Records to process
──────

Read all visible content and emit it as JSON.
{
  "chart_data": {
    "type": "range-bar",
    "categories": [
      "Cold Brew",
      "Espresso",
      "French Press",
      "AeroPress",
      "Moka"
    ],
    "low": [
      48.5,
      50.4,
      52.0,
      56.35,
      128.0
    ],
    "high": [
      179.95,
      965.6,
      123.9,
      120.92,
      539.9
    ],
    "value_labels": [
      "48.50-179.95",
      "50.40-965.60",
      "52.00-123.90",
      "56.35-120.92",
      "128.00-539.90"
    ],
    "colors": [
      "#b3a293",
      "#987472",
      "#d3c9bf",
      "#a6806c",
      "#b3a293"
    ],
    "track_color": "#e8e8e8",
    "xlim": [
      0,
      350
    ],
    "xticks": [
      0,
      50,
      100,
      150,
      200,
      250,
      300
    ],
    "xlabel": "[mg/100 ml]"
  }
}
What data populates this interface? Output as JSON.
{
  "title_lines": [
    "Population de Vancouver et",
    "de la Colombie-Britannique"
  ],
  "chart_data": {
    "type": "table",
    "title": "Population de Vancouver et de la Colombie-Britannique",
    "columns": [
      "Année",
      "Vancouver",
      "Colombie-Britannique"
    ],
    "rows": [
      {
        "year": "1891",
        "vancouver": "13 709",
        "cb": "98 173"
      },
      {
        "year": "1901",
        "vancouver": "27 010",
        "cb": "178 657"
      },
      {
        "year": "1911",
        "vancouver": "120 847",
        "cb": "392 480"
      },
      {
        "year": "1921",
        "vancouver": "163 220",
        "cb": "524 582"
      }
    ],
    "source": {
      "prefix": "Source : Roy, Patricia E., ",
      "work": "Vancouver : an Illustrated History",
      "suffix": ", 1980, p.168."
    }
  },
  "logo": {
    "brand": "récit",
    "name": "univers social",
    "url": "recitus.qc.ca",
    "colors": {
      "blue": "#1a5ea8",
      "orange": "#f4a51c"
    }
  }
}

──────

What you are asked to do
Each entry above is to be printed again exactly.

Full solution
Read all visible content and emit it as JSON.
{
  "chart_data": {
    "type": "range-bar",
    "categories": [
      "Cold Brew",
      "Espresso",
      "French Press",
      "AeroPress",
      "Moka"
    ],
    "low": [
      48.5,
      50.4,
      52.0,
      56.35,
      128.0
    ],
    "high": [
      179.95,
      965.6,
      123.9,
      120.92,
      539.9
    ],
    "value_labels": [
      "48.50-179.95",
      "50.40-965.60",
      "52.00-123.90",
      "56.35-120.92",
      "128.00-539.90"
    ],
    "colors": [
      "#b3a293",
      "#987472",
      "#d3c9bf",
      "#a6806c",
      "#b3a293"
    ],
    "track_color": "#e8e8e8",
    "xlim": [
      0,
      350
    ],
    "xticks": [
      0,
      50,
      100,
      150,
      200,
      250,
      300
    ],
    "xlabel": "[mg/100 ml]"
  }
}
What data populates this interface? Output as JSON.
{
  "title_lines": [
    "Population de Vancouver et",
    "de la Colombie-Britannique"
  ],
  "chart_data": {
    "type": "table",
    "title": "Population de Vancouver et de la Colombie-Britannique",
    "columns": [
      "Année",
      "Vancouver",
      "Colombie-Britannique"
    ],
    "rows": [
      {
        "year": "1891",
        "vancouver": "13 709",
        "cb": "98 173"
      },
      {
        "year": "1901",
        "vancouver": "27 010",
        "cb": "178 657"
      },
      {
        "year": "1911",
        "vancouver": "120 847",
        "cb": "392 480"
      },
      {
        "year": "1921",
        "vancouver": "163 220",
        "cb": "524 582"
      }
    ],
    "source": {
      "prefix": "Source : Roy, Patricia E., ",
      "work": "Vancouver : an Illustrated History",
      "suffix": ", 1980, p.168."
    }
  },
  "logo": {
    "brand": "récit",
    "name": "univers social",
    "url": "recitus.qc.ca",
    "colors": {
      "blue": "#1a5ea8",
      "orange": "#f4a51c"
    }
  }
}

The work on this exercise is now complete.